Work out how many lines of the listing hold the string "SuppFullBoard". Answer with that number alone.

-- start of Record set --

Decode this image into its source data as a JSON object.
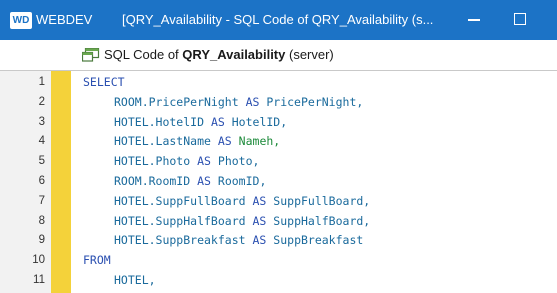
{
  "titlebar": {
    "logo": "WD",
    "app_name": "WEBDEV",
    "window_title": "[QRY_Availability - SQL Code of QRY_Availability (s...",
    "accent": "#1c73c6"
  },
  "header": {
    "icon": "query-window-icon",
    "prefix": "SQL Code of ",
    "query_name": "QRY_Availability",
    "suffix": " (server)"
  },
  "colors": {
    "keyword": "#2a4fb0",
    "identifier": "#1a6a9c",
    "highlight_alias": "#1c8a3a",
    "marker": "#f4d23a"
  },
  "editor": {
    "lines": [
      {
        "num": "1",
        "kw": "SELECT",
        "expr": "",
        "as": "",
        "alias": ""
      },
      {
        "num": "2",
        "kw": "",
        "expr": "ROOM.PricePerNight",
        "as": "AS",
        "alias": "PricePerNight,"
      },
      {
        "num": "3",
        "kw": "",
        "expr": "HOTEL.HotelID",
        "as": "AS",
        "alias": "HotelID,"
      },
      {
        "num": "4",
        "kw": "",
        "expr": "HOTEL.LastName",
        "as": "AS",
        "alias": "Nameh,"
      },
      {
        "num": "5",
        "kw": "",
        "expr": "HOTEL.Photo",
        "as": "AS",
        "alias": "Photo,"
      },
      {
        "num": "6",
        "kw": "",
        "expr": "ROOM.RoomID",
        "as": "AS",
        "alias": "RoomID,"
      },
      {
        "num": "7",
        "kw": "",
        "expr": "HOTEL.SuppFullBoard",
        "as": "AS",
        "alias": "SuppFullBoard,"
      },
      {
        "num": "8",
        "kw": "",
        "expr": "HOTEL.SuppHalfBoard",
        "as": "AS",
        "alias": "SuppHalfBoard,"
      },
      {
        "num": "9",
        "kw": "",
        "expr": "HOTEL.SuppBreakfast",
        "as": "AS",
        "alias": "SuppBreakfast"
      },
      {
        "num": "10",
        "kw": "FROM",
        "expr": "",
        "as": "",
        "alias": ""
      },
      {
        "num": "11",
        "kw": "",
        "expr": "HOTEL,",
        "as": "",
        "alias": ""
      }
    ]
  }
}
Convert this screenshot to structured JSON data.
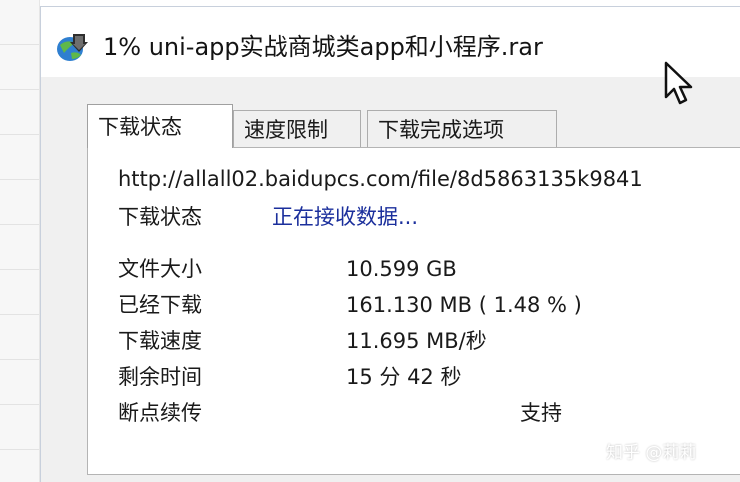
{
  "window": {
    "title": "1% uni-app实战商城类app和小程序.rar",
    "icon": "idm-globe-icon"
  },
  "tabs": [
    {
      "label": "下载状态",
      "active": true
    },
    {
      "label": "速度限制",
      "active": false
    },
    {
      "label": "下载完成选项",
      "active": false
    }
  ],
  "download": {
    "url": "http://allall02.baidupcs.com/file/8d5863135k9841",
    "status_label": "下载状态",
    "status_value": "正在接收数据...",
    "rows": [
      {
        "label": "文件大小",
        "value": "10.599  GB"
      },
      {
        "label": "已经下载",
        "value": "161.130  MB ( 1.48 % )"
      },
      {
        "label": "下载速度",
        "value": "11.695  MB/秒"
      },
      {
        "label": "剩余时间",
        "value": "15 分 42 秒"
      }
    ],
    "resume_label": "断点续传",
    "resume_value": "支持"
  },
  "watermark": "知乎 @莉莉",
  "colors": {
    "status_link": "#1b2f9c",
    "dialog_bg": "#f0f0f0",
    "panel_bg": "#ffffff"
  }
}
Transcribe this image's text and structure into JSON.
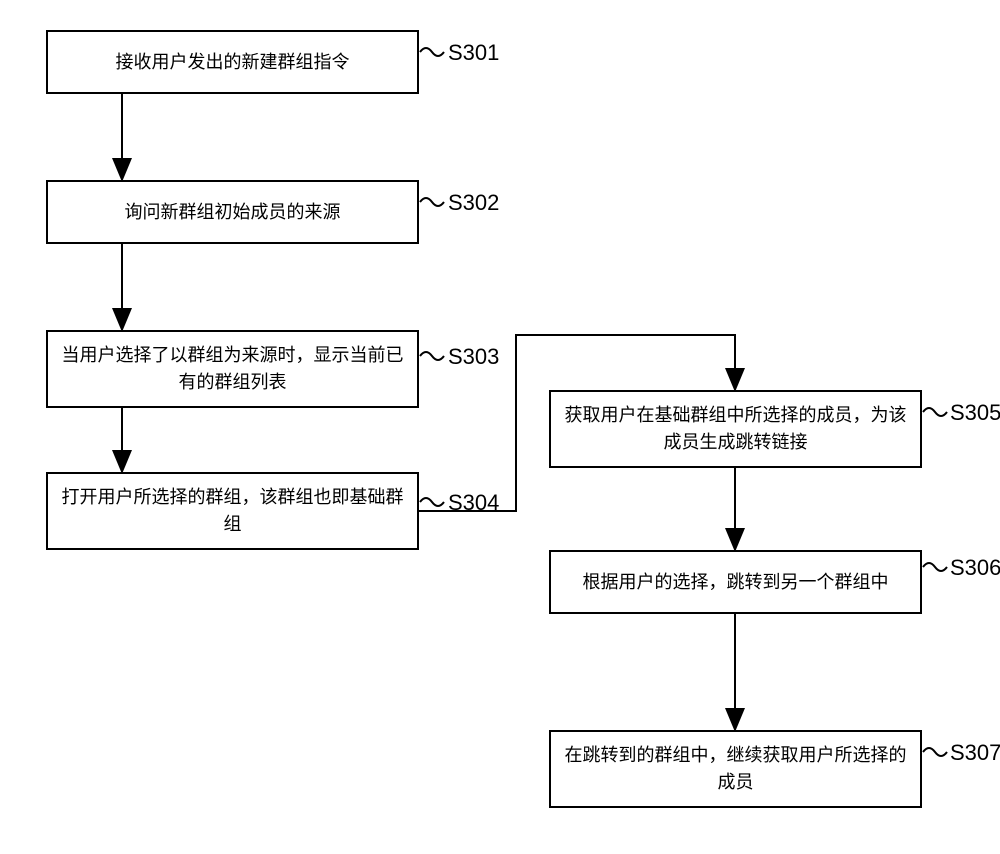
{
  "steps": {
    "s301": {
      "text": "接收用户发出的新建群组指令",
      "tag": "S301"
    },
    "s302": {
      "text": "询问新群组初始成员的来源",
      "tag": "S302"
    },
    "s303": {
      "text": "当用户选择了以群组为来源时，显示当前已有的群组列表",
      "tag": "S303"
    },
    "s304": {
      "text": "打开用户所选择的群组，该群组也即基础群组",
      "tag": "S304"
    },
    "s305": {
      "text": "获取用户在基础群组中所选择的成员，为该成员生成跳转链接",
      "tag": "S305"
    },
    "s306": {
      "text": "根据用户的选择，跳转到另一个群组中",
      "tag": "S306"
    },
    "s307": {
      "text": "在跳转到的群组中，继续获取用户所选择的成员",
      "tag": "S307"
    }
  }
}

-- end of Record set --

» **Exercise solution**: 2